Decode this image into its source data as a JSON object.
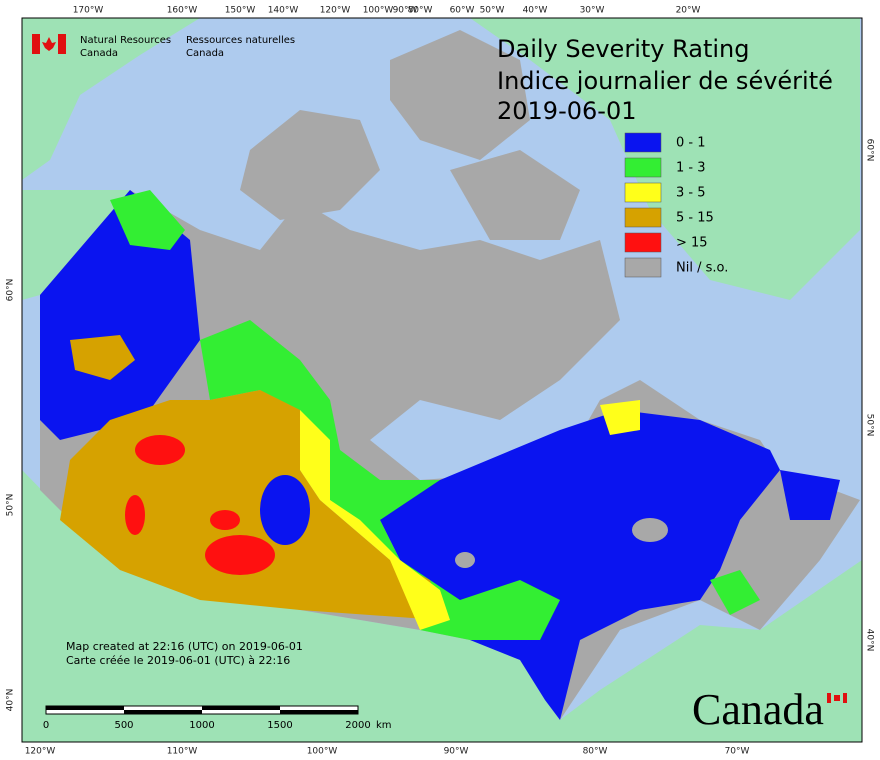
{
  "header": {
    "agency_en": "Natural Resources",
    "country_en": "Canada",
    "agency_fr": "Ressources naturelles",
    "country_fr": "Canada"
  },
  "title": {
    "line1": "Daily Severity Rating",
    "line2": "Indice journalier de sévérité",
    "date": "2019-06-01"
  },
  "legend": {
    "items": [
      {
        "label": "0 - 1",
        "color": "#0a14f0"
      },
      {
        "label": "1 - 3",
        "color": "#33ee33"
      },
      {
        "label": "3 - 5",
        "color": "#ffff1a"
      },
      {
        "label": "5 - 15",
        "color": "#d6a200"
      },
      {
        "label": "> 15",
        "color": "#ff1010"
      },
      {
        "label": "Nil / s.o.",
        "color": "#a8a8a8"
      }
    ]
  },
  "graticule": {
    "top": [
      "170°W",
      "160°W",
      "150°W",
      "140°W",
      "120°W",
      "100°W",
      "90°W",
      "80°W",
      "60°W",
      "50°W",
      "40°W",
      "30°W",
      "20°W"
    ],
    "bottom": [
      "120°W",
      "110°W",
      "100°W",
      "90°W",
      "80°W",
      "70°W"
    ],
    "left": [
      "60°N",
      "50°N",
      "40°N"
    ],
    "right": [
      "60°N",
      "50°N",
      "40°N"
    ]
  },
  "footer": {
    "line1": "Map created at 22:16 (UTC) on 2019-06-01",
    "line2": "Carte créée le 2019-06-01 (UTC) à 22:16"
  },
  "scale_bar": {
    "labels": [
      "0",
      "500",
      "1000",
      "1500",
      "2000"
    ],
    "unit": "km"
  },
  "wordmark": "Canada"
}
--
### Exercise
Pull out all lines from the entries above in which the word "Canada" appears.

### Solution to this exercise
    "country_en": "Canada",
    "country_fr": "Canada"
  "wordmark": "Canada"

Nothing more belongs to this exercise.